== Given data ==

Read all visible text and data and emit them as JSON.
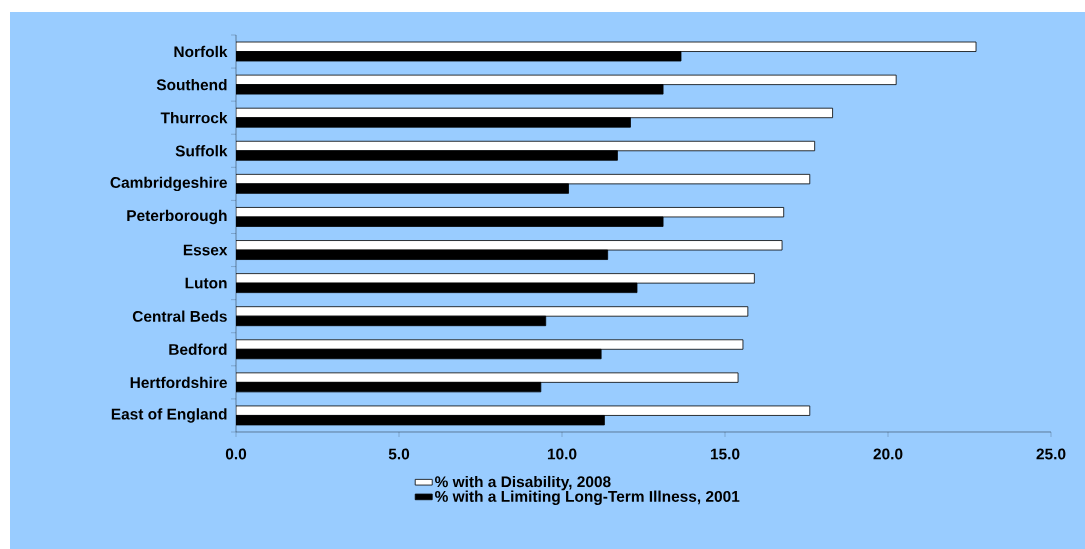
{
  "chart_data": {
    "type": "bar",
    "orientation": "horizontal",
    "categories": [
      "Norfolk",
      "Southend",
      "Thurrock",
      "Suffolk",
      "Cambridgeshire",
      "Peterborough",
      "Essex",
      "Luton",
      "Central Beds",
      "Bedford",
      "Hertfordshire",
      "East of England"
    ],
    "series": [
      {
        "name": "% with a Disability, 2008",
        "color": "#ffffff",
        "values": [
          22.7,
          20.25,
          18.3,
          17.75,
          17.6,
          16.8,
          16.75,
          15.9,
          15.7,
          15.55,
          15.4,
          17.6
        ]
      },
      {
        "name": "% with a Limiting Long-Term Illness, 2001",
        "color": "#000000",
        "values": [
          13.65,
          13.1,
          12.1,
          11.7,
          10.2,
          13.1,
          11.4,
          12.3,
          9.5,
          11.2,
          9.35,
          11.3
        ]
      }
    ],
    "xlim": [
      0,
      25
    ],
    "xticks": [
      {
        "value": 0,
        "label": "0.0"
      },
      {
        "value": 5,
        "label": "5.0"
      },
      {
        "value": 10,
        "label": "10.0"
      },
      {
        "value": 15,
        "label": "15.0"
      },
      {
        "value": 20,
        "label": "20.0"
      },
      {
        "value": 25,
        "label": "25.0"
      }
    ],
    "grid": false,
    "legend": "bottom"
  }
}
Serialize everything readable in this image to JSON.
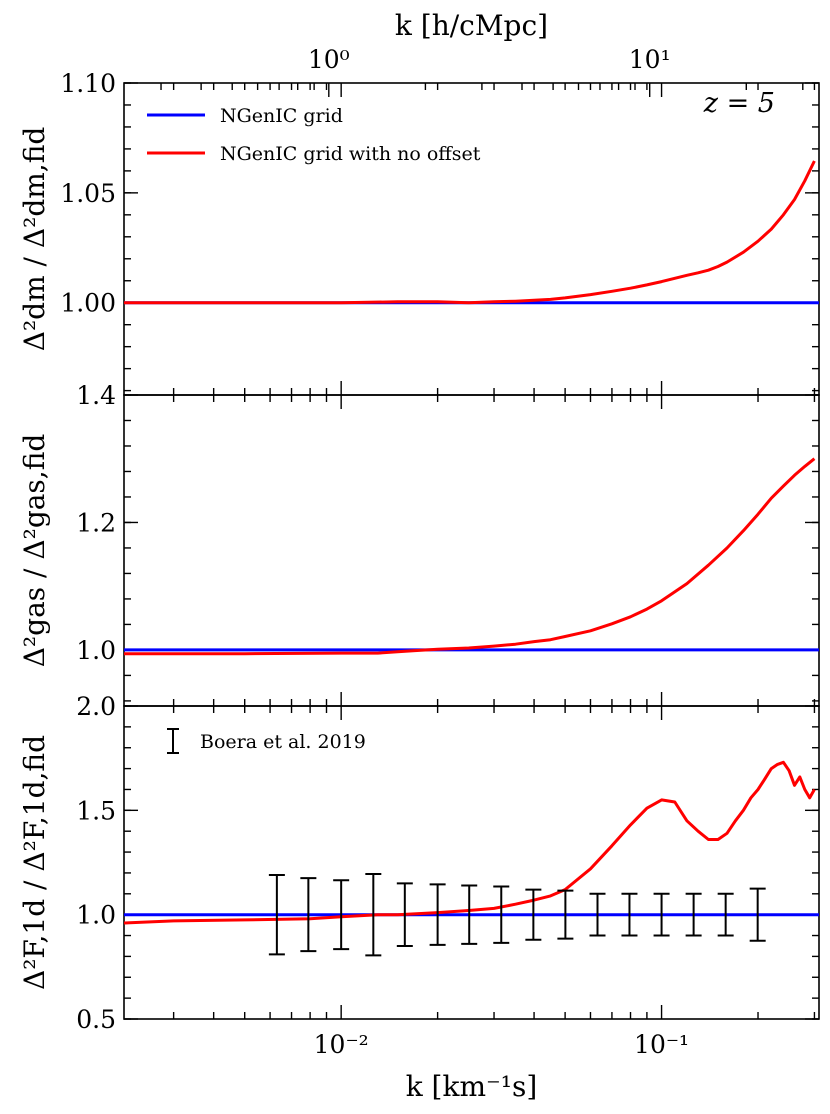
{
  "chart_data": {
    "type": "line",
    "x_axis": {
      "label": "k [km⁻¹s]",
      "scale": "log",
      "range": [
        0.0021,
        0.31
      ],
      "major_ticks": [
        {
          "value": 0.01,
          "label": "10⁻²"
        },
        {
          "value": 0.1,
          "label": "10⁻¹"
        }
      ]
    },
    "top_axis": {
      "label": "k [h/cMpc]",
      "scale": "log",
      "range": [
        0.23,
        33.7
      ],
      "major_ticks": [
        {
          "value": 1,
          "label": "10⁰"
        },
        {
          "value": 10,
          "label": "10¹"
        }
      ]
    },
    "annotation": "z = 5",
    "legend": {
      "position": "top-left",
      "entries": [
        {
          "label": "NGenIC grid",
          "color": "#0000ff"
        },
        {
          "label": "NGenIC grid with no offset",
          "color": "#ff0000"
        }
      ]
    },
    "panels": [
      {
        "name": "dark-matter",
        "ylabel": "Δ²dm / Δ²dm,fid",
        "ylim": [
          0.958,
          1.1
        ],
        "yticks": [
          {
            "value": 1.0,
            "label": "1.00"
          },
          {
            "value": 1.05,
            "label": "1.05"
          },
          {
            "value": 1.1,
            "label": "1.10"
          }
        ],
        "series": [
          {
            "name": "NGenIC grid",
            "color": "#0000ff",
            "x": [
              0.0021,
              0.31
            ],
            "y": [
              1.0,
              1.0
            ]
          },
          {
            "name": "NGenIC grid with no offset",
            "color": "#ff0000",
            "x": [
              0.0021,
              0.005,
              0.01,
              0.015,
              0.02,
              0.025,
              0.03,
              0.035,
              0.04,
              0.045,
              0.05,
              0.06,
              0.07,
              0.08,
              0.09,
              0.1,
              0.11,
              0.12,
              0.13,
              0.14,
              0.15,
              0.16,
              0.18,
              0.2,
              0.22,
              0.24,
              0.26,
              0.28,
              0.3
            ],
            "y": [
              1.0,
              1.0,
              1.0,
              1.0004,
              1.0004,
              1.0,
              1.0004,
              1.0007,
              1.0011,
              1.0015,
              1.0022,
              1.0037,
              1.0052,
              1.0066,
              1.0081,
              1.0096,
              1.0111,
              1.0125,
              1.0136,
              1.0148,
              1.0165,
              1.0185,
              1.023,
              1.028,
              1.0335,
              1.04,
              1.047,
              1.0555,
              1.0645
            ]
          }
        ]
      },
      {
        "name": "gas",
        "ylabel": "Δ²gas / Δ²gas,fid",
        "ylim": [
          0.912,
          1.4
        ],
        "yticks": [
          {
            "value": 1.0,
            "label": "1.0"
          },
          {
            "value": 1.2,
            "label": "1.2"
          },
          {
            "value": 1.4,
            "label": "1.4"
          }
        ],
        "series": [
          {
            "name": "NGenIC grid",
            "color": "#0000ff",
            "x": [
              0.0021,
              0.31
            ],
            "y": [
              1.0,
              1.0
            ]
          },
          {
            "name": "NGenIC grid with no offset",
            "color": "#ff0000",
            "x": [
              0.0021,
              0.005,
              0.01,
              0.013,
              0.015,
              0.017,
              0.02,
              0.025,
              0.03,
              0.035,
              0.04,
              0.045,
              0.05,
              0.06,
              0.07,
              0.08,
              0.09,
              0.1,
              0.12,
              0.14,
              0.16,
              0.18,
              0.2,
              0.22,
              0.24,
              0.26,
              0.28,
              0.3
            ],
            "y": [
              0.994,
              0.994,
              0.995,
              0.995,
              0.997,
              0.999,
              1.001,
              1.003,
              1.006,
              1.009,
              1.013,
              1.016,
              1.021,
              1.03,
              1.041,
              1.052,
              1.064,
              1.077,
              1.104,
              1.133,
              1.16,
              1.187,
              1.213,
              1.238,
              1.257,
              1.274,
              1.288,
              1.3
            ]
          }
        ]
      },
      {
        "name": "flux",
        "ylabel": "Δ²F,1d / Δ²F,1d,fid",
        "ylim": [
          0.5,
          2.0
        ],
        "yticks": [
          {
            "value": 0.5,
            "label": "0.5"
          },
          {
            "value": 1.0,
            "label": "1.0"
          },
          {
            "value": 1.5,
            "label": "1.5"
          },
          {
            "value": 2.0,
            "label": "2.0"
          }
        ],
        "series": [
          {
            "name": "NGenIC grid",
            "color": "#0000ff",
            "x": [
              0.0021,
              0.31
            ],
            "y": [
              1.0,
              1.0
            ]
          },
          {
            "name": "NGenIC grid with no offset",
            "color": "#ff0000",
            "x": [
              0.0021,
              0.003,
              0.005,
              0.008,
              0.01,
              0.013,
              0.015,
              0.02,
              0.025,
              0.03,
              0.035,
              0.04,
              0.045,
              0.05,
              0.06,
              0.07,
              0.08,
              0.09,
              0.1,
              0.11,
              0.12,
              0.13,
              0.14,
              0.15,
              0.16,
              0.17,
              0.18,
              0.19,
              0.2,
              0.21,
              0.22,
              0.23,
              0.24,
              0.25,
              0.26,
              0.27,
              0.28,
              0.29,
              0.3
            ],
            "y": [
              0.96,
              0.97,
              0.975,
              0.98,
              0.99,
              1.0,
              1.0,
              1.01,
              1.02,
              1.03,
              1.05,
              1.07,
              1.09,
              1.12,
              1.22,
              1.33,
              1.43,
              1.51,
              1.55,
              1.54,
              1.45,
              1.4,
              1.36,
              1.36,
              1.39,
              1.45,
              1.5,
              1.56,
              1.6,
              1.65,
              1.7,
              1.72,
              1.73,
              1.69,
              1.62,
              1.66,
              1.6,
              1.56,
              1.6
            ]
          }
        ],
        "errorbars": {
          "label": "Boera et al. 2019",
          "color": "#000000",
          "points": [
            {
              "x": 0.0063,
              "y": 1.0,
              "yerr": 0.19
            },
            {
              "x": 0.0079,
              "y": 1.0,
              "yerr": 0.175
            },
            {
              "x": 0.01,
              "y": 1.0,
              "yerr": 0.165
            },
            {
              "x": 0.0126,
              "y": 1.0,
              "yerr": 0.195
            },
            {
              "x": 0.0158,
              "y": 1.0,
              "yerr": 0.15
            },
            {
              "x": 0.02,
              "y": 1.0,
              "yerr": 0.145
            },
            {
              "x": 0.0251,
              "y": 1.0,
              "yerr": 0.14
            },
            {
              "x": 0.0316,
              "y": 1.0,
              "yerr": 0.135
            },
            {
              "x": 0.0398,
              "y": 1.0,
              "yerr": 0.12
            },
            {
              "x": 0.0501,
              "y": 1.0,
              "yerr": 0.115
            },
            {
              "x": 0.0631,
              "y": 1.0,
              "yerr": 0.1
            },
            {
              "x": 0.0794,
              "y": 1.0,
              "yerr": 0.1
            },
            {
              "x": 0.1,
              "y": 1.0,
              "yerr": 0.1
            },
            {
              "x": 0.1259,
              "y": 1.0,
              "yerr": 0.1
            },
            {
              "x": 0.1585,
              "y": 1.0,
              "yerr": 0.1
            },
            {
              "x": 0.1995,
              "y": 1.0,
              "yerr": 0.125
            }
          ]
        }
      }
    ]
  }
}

===

» **The task**: Where a line above holds the string "JSON", show that line.

» **Task output**:
Read all visible text and data and emit them as JSON.
Serialize everything readable in this image to JSON.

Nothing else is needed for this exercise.